- STORED ROWS -
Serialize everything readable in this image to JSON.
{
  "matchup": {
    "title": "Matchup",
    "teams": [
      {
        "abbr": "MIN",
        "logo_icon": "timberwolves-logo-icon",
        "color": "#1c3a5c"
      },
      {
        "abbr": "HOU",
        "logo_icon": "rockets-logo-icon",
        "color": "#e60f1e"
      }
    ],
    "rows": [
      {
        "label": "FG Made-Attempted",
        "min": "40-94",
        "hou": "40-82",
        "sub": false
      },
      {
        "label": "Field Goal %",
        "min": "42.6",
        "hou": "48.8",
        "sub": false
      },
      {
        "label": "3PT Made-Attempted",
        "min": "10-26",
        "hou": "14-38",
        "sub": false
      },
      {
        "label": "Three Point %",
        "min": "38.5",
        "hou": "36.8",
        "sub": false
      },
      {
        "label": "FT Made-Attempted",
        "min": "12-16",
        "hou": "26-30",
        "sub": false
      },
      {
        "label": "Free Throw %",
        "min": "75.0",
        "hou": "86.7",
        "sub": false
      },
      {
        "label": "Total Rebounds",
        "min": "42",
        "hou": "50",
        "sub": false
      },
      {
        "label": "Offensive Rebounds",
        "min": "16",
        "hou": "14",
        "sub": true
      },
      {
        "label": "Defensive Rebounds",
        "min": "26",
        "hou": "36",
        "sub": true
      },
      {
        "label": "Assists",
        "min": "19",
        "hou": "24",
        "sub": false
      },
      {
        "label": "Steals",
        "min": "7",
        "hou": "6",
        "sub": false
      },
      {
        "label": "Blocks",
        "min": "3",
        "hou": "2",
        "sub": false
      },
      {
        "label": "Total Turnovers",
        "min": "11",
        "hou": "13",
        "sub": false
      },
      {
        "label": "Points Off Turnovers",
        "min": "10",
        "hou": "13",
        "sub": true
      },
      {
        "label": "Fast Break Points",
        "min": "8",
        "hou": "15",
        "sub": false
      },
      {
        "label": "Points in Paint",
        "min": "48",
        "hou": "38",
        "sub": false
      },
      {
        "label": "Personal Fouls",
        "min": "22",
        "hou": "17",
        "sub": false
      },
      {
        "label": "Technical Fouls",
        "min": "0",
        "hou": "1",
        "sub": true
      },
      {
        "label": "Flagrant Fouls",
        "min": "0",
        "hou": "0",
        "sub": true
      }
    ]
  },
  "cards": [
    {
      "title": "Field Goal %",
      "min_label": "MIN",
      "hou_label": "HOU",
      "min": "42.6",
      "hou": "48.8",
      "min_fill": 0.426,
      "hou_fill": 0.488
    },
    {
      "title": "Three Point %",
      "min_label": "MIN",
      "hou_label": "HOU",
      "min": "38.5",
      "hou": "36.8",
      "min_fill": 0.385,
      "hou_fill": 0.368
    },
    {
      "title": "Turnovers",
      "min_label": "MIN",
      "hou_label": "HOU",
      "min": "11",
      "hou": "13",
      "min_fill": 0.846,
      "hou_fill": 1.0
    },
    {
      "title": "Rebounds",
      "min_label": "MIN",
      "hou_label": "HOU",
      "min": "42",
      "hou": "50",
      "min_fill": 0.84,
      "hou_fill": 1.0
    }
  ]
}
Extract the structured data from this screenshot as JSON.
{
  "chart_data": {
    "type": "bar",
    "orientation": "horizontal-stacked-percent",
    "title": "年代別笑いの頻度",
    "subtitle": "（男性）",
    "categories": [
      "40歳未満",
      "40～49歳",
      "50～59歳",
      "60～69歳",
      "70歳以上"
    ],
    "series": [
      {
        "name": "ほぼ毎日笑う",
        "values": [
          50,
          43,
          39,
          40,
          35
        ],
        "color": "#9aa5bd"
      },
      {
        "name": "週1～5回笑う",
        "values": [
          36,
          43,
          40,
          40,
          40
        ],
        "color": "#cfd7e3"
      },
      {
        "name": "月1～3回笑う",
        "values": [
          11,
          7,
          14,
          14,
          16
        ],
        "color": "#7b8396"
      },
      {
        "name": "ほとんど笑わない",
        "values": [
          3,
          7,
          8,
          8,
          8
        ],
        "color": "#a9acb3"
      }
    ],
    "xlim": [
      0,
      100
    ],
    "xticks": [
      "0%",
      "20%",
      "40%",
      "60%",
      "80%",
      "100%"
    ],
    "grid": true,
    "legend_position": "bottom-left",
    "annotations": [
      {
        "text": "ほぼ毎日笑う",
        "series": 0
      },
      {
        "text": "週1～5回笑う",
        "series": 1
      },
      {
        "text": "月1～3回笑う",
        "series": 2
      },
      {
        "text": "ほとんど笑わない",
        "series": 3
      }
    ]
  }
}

- GIVEN EXERCISE -
Look through the listing and extract every line with "text" in it.

- COMPLETED EXERCISE -
        "text": "ほぼ毎日笑う",
        "text": "週1～5回笑う",
        "text": "月1～3回笑う",
        "text": "ほとんど笑わない",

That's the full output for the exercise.